Print the entries below word for word; the pictures stay out of your copy.
### Data excerpts ###
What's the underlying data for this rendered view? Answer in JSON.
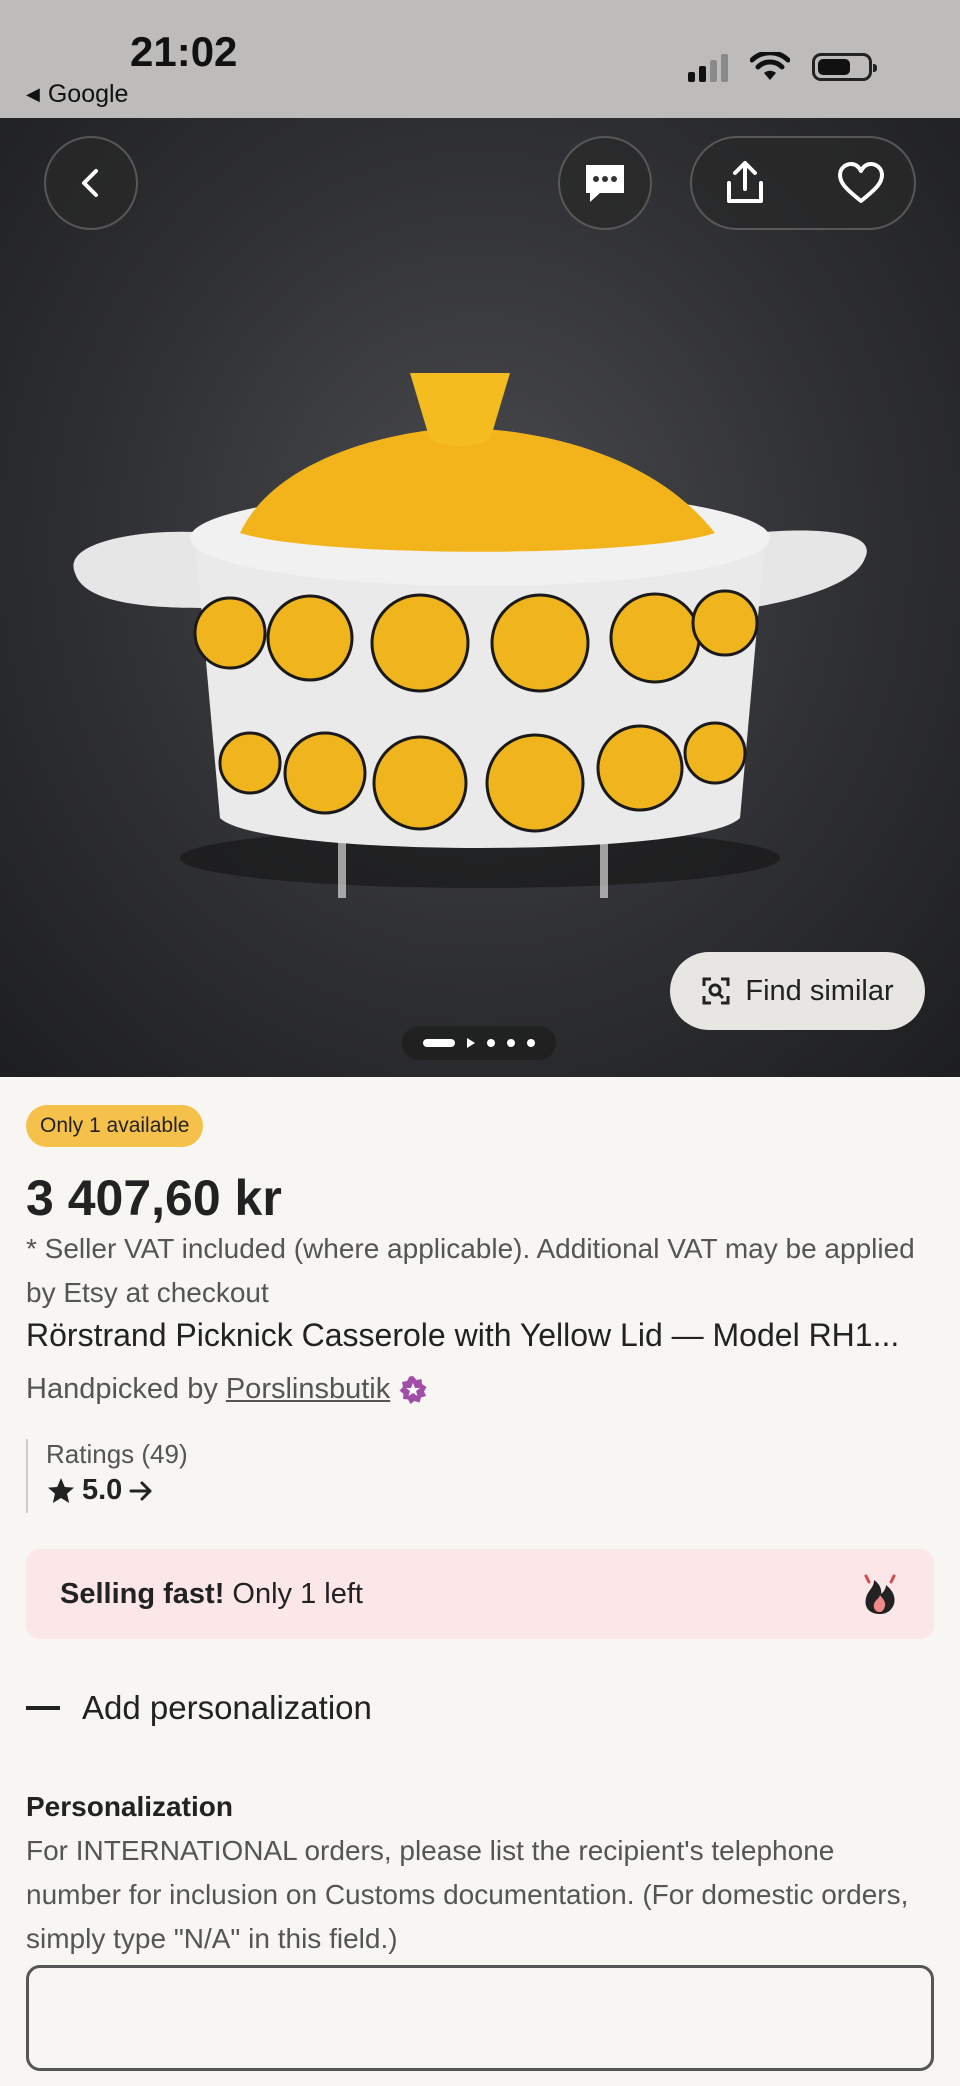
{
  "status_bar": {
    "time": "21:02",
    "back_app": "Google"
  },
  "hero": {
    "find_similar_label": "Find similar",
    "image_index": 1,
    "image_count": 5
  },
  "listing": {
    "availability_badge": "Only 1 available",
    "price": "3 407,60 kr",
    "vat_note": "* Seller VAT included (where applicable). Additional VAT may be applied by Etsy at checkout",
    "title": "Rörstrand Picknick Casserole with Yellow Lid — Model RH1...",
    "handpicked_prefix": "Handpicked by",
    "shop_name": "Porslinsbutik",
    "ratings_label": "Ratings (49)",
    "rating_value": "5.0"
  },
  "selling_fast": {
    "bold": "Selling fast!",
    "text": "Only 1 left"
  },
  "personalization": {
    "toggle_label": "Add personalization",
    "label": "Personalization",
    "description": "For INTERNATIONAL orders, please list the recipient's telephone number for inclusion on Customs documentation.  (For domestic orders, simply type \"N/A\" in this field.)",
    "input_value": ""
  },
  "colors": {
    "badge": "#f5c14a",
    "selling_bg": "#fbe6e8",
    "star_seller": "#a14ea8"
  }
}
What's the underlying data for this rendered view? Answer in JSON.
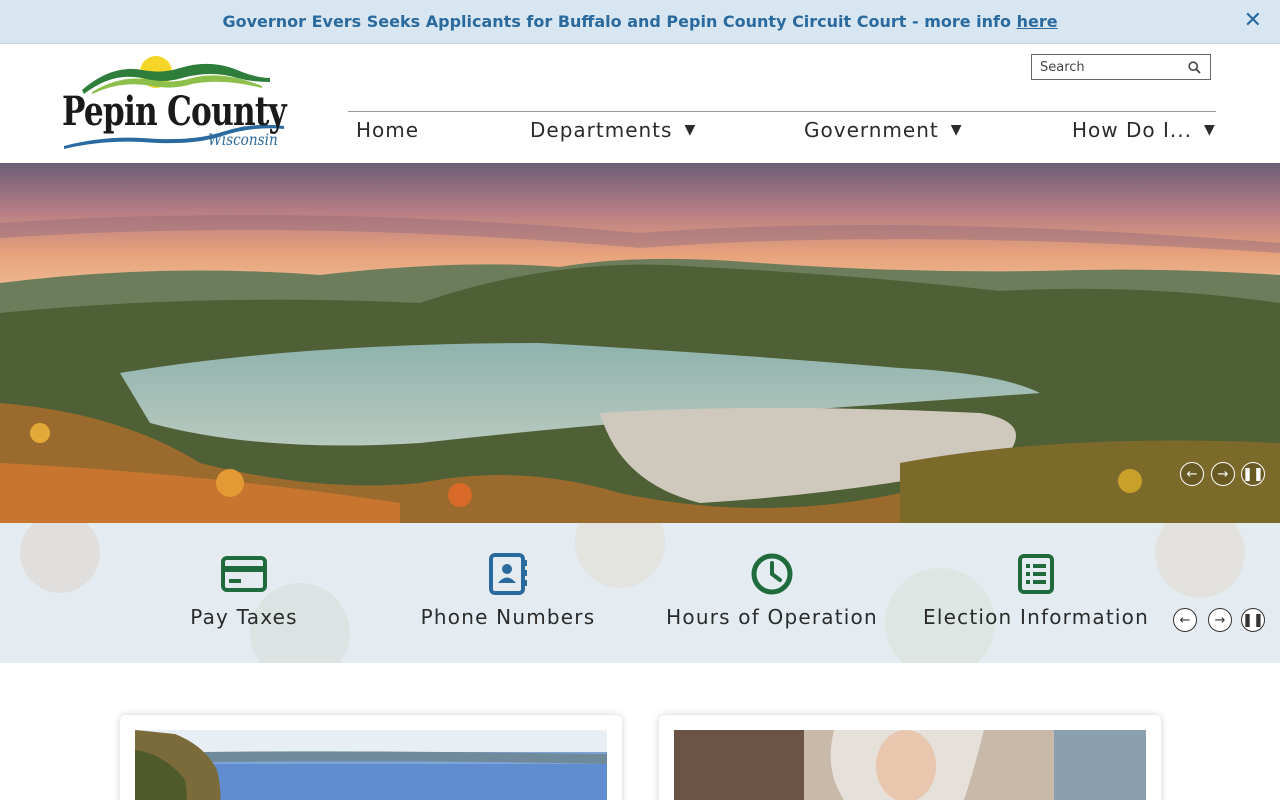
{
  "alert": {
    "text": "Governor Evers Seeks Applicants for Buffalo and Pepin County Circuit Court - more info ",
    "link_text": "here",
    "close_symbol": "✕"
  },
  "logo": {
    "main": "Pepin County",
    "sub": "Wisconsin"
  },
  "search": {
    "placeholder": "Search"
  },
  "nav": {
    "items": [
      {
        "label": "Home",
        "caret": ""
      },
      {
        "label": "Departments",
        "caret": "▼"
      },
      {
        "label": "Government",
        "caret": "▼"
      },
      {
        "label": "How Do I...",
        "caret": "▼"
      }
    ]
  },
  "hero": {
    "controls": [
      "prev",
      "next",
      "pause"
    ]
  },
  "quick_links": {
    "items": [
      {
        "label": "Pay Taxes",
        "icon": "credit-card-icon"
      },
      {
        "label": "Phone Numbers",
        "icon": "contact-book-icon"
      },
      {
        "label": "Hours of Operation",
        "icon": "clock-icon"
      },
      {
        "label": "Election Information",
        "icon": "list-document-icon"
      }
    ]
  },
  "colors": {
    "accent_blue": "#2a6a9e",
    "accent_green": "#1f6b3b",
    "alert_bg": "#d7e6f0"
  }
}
###
Response below:
What's the underlying data for this rendered view? Answer in JSON.
{
  "status_bar": {
    "time": "21:02",
    "back_app": "Google"
  },
  "hero": {
    "find_similar_label": "Find similar",
    "image_index": 1,
    "image_count": 5
  },
  "listing": {
    "availability_badge": "Only 1 available",
    "price": "3 407,60 kr",
    "vat_note": "* Seller VAT included (where applicable). Additional VAT may be applied by Etsy at checkout",
    "title": "Rörstrand Picknick Casserole with Yellow Lid — Model RH1...",
    "handpicked_prefix": "Handpicked by",
    "shop_name": "Porslinsbutik",
    "ratings_label": "Ratings (49)",
    "rating_value": "5.0"
  },
  "selling_fast": {
    "bold": "Selling fast!",
    "text": "Only 1 left"
  },
  "personalization": {
    "toggle_label": "Add personalization",
    "label": "Personalization",
    "description": "For INTERNATIONAL orders, please list the recipient's telephone number for inclusion on Customs documentation.  (For domestic orders, simply type \"N/A\" in this field.)",
    "input_value": ""
  },
  "colors": {
    "badge": "#f5c14a",
    "selling_bg": "#fbe6e8",
    "star_seller": "#a14ea8"
  }
}
What's the underlying data for this rendered view? Answer in JSON.
{
  "alert": {
    "text": "Governor Evers Seeks Applicants for Buffalo and Pepin County Circuit Court - more info ",
    "link_text": "here",
    "close_symbol": "✕"
  },
  "logo": {
    "main": "Pepin County",
    "sub": "Wisconsin"
  },
  "search": {
    "placeholder": "Search"
  },
  "nav": {
    "items": [
      {
        "label": "Home",
        "caret": ""
      },
      {
        "label": "Departments",
        "caret": "▼"
      },
      {
        "label": "Government",
        "caret": "▼"
      },
      {
        "label": "How Do I...",
        "caret": "▼"
      }
    ]
  },
  "hero": {
    "controls": [
      "prev",
      "next",
      "pause"
    ]
  },
  "quick_links": {
    "items": [
      {
        "label": "Pay Taxes",
        "icon": "credit-card-icon"
      },
      {
        "label": "Phone Numbers",
        "icon": "contact-book-icon"
      },
      {
        "label": "Hours of Operation",
        "icon": "clock-icon"
      },
      {
        "label": "Election Information",
        "icon": "list-document-icon"
      }
    ]
  },
  "colors": {
    "accent_blue": "#2a6a9e",
    "accent_green": "#1f6b3b",
    "alert_bg": "#d7e6f0"
  }
}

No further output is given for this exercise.